### STATED PROBLEM:
Below is a block of records. Copy every line in it that contains the word "amount".

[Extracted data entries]
######
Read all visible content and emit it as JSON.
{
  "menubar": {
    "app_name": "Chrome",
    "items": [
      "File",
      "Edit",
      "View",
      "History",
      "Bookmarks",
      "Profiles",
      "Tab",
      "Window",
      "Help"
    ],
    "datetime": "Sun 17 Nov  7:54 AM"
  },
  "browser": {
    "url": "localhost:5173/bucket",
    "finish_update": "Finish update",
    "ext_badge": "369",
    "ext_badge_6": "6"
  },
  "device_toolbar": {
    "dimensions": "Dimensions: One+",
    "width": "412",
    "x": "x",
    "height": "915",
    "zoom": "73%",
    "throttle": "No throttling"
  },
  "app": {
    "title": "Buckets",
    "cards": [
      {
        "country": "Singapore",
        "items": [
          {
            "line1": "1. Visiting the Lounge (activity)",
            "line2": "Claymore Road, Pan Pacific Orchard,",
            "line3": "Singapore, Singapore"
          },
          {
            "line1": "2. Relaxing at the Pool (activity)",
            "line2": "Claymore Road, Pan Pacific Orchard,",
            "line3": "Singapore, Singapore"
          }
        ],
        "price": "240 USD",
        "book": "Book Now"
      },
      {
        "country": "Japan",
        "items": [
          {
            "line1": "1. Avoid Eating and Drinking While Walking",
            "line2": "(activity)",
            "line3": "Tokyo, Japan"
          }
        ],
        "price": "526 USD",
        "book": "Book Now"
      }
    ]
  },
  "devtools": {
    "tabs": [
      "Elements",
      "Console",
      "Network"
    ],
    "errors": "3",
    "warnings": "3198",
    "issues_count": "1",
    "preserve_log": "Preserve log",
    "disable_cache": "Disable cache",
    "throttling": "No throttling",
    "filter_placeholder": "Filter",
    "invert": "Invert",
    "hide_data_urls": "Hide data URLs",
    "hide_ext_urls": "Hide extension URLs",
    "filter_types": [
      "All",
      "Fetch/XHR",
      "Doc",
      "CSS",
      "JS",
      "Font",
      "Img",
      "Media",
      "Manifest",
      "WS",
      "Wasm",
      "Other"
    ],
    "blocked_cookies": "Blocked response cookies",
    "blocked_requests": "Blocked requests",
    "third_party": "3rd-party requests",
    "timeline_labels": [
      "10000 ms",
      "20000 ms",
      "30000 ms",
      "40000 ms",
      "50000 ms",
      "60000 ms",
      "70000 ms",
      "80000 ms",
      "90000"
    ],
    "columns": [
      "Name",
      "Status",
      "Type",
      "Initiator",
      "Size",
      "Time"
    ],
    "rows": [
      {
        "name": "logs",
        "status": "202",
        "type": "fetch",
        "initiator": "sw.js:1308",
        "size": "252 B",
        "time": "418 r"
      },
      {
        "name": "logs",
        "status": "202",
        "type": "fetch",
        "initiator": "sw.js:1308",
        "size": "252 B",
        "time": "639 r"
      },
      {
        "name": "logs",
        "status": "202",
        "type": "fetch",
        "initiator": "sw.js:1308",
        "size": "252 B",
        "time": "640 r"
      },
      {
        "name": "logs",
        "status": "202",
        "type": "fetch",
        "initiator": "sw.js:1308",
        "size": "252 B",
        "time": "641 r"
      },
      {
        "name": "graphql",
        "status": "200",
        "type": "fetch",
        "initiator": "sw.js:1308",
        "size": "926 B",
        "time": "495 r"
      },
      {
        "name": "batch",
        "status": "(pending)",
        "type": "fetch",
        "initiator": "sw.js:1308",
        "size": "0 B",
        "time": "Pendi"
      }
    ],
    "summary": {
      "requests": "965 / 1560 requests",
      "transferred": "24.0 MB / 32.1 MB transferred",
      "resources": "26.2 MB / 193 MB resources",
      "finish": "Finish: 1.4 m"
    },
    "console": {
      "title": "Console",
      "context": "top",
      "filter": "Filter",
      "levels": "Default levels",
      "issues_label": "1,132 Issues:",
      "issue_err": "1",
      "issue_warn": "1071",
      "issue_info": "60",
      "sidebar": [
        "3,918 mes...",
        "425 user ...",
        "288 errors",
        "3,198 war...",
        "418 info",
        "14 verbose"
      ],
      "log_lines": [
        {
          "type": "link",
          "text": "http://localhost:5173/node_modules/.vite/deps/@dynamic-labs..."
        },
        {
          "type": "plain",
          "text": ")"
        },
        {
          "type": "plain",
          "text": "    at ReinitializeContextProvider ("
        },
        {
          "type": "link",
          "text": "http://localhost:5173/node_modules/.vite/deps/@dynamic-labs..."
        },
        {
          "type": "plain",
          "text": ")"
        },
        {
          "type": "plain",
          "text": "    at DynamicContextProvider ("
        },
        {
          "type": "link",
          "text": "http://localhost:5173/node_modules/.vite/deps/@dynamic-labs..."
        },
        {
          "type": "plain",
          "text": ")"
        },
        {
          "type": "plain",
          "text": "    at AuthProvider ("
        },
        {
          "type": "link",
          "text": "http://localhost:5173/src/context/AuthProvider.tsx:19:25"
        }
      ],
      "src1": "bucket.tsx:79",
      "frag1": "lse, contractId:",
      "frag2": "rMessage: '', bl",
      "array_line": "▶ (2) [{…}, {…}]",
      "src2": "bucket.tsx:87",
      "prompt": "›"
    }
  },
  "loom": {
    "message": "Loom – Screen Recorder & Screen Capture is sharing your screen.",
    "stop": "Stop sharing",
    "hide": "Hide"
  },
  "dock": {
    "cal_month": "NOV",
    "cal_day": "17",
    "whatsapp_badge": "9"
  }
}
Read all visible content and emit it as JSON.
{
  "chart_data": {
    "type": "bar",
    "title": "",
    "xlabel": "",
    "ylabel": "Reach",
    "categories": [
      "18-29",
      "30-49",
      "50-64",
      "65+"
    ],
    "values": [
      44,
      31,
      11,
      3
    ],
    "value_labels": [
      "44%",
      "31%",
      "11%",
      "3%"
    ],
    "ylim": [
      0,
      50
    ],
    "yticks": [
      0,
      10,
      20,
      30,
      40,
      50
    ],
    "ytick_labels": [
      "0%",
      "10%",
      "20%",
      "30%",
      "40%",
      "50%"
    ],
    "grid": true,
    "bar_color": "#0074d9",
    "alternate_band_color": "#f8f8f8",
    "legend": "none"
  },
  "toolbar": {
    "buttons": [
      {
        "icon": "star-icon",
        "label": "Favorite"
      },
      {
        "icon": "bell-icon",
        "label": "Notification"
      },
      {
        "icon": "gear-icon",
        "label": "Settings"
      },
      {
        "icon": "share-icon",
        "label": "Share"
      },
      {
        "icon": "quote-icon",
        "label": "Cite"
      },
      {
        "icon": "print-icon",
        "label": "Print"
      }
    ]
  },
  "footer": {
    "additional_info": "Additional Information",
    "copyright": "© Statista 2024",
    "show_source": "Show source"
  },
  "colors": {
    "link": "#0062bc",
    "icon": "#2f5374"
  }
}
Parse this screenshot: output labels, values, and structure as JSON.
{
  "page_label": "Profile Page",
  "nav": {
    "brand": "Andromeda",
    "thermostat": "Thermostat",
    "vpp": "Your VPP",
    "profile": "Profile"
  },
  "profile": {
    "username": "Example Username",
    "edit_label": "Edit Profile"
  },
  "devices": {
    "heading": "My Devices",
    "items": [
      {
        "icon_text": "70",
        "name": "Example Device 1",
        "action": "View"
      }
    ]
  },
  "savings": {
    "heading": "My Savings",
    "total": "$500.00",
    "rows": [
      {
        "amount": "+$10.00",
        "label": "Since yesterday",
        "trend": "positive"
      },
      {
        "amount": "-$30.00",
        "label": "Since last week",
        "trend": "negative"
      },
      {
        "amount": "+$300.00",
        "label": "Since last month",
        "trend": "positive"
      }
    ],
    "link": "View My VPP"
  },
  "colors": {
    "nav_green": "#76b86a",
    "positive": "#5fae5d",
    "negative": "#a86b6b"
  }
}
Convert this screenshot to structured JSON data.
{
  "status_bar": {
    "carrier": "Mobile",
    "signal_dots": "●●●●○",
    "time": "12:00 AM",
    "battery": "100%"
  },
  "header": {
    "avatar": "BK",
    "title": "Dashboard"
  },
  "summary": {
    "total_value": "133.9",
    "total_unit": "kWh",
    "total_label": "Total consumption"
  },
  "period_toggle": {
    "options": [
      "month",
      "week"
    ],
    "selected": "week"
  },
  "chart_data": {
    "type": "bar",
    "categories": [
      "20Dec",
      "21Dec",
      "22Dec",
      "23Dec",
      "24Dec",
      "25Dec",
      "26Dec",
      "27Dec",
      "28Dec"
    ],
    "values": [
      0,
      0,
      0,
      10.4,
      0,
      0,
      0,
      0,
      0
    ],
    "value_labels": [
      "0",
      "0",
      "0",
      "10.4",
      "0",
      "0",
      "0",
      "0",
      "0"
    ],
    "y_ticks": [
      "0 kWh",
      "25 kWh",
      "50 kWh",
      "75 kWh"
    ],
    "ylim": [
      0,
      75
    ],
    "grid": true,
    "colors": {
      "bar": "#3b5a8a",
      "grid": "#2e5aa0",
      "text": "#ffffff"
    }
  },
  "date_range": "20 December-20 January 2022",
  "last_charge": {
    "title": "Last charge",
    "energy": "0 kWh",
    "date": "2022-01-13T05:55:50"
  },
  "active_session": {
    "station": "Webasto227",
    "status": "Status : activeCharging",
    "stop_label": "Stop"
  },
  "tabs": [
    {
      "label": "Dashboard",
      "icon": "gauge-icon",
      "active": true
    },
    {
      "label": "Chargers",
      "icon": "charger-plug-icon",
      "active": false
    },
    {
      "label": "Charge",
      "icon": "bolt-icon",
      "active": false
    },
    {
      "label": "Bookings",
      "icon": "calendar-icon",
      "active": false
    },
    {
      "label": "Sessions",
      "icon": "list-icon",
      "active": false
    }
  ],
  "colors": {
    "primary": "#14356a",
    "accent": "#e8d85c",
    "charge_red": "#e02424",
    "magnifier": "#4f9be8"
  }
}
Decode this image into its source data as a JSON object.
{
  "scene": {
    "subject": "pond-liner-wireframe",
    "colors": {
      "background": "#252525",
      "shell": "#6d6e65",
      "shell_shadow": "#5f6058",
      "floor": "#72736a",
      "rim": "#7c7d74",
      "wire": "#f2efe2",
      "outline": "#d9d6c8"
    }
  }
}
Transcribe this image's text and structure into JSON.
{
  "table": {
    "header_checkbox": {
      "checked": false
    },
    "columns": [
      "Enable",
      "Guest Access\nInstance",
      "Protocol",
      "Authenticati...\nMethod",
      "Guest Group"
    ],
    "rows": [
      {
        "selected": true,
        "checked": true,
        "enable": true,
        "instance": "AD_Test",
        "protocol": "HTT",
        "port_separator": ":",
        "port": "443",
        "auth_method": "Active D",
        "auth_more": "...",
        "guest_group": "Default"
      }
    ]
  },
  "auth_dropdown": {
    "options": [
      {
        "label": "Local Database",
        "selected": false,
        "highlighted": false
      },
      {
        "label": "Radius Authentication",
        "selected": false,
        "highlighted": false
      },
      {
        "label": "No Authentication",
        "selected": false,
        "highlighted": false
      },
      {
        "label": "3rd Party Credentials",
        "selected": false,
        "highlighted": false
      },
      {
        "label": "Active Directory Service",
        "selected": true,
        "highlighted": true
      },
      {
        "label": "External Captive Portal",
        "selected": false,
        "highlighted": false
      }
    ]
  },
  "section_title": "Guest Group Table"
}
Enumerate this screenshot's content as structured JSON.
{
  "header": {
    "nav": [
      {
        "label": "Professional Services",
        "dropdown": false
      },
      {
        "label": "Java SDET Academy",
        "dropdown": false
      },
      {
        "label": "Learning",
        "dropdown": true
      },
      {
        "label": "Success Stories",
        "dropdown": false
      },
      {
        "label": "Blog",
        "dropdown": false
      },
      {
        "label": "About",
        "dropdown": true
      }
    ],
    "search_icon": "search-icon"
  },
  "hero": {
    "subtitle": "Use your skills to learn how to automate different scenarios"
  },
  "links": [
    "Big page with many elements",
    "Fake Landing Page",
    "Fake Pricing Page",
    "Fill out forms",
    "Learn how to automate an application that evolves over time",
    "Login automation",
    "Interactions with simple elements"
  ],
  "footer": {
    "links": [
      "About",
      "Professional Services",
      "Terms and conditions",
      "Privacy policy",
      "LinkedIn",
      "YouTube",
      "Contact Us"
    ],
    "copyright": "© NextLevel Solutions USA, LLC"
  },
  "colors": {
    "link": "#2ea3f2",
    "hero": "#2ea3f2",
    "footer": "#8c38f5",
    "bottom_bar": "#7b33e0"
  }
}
######
### OUTPUT:
        "amount": "+$10.00",
        "amount": "-$30.00",
        "amount": "+$300.00",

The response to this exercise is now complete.